**REQUIREMENTS:** Copy the entries below exactly. Images do not belong in the copy.

**INPUT:**
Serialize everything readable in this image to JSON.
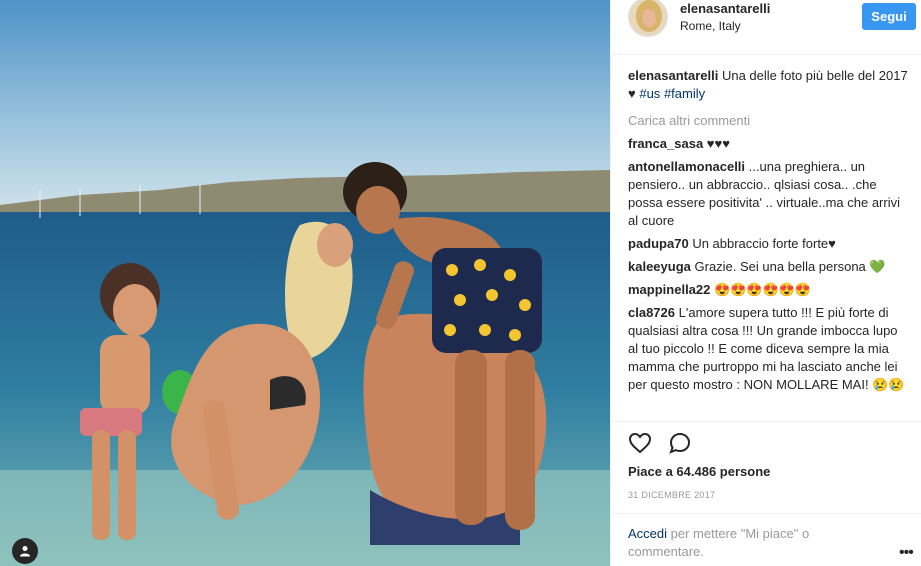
{
  "post": {
    "username": "elenasantarelli",
    "location": "Rome, Italy",
    "follow_label": "Segui"
  },
  "caption": {
    "user": "elenasantarelli",
    "text": "Una delle foto più belle del 2017 ♥ ",
    "tag1": "#us",
    "tag2": "#family"
  },
  "load_more": "Carica altri commenti",
  "comments": [
    {
      "user": "franca_sasa",
      "text": "♥♥♥"
    },
    {
      "user": "antonellamonacelli",
      "text": "...una preghiera.. un pensiero.. un abbraccio.. qlsiasi cosa.. .che possa essere positivita' .. virtuale..ma che arrivi al cuore"
    },
    {
      "user": "padupa70",
      "text": "Un abbraccio forte forte♥"
    },
    {
      "user": "kaleeyuga",
      "text": "Grazie. Sei una bella persona 💚"
    },
    {
      "user": "mappinella22",
      "text": "😍😍😍😍😍😍"
    },
    {
      "user": "cla8726",
      "text": "L'amore supera tutto !!! E più forte di qualsiasi altra cosa !!! Un grande imbocca lupo al tuo piccolo !! E come diceva sempre la mia mamma che purtroppo mi ha lasciato anche lei per questo mostro : NON MOLLARE MAI! 😢😢"
    }
  ],
  "likes": "Piace a 64.486 persone",
  "date": "31 DICEMBRE 2017",
  "login": {
    "link": "Accedi",
    "text": " per mettere \"Mi piace\" o commentare."
  },
  "icons": {
    "like": "heart-icon",
    "comment": "comment-icon",
    "tag": "user-tag-icon",
    "more": "more-options-icon"
  },
  "colors": {
    "accent": "#3897f0",
    "hashtag": "#003569",
    "muted": "#999999"
  }
}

**COMPLETED TASK:**
Serialize everything readable in this image to JSON.
{
  "post": {
    "username": "elenasantarelli",
    "location": "Rome, Italy",
    "follow_label": "Segui"
  },
  "caption": {
    "user": "elenasantarelli",
    "text": "Una delle foto più belle del 2017 ♥ ",
    "tag1": "#us",
    "tag2": "#family"
  },
  "load_more": "Carica altri commenti",
  "comments": [
    {
      "user": "franca_sasa",
      "text": "♥♥♥"
    },
    {
      "user": "antonellamonacelli",
      "text": "...una preghiera.. un pensiero.. un abbraccio.. qlsiasi cosa.. .che possa essere positivita' .. virtuale..ma che arrivi al cuore"
    },
    {
      "user": "padupa70",
      "text": "Un abbraccio forte forte♥"
    },
    {
      "user": "kaleeyuga",
      "text": "Grazie. Sei una bella persona 💚"
    },
    {
      "user": "mappinella22",
      "text": "😍😍😍😍😍😍"
    },
    {
      "user": "cla8726",
      "text": "L'amore supera tutto !!! E più forte di qualsiasi altra cosa !!! Un grande imbocca lupo al tuo piccolo !! E come diceva sempre la mia mamma che purtroppo mi ha lasciato anche lei per questo mostro : NON MOLLARE MAI! 😢😢"
    }
  ],
  "likes": "Piace a 64.486 persone",
  "date": "31 DICEMBRE 2017",
  "login": {
    "link": "Accedi",
    "text": " per mettere \"Mi piace\" o commentare."
  },
  "icons": {
    "like": "heart-icon",
    "comment": "comment-icon",
    "tag": "user-tag-icon",
    "more": "more-options-icon"
  },
  "colors": {
    "accent": "#3897f0",
    "hashtag": "#003569",
    "muted": "#999999"
  }
}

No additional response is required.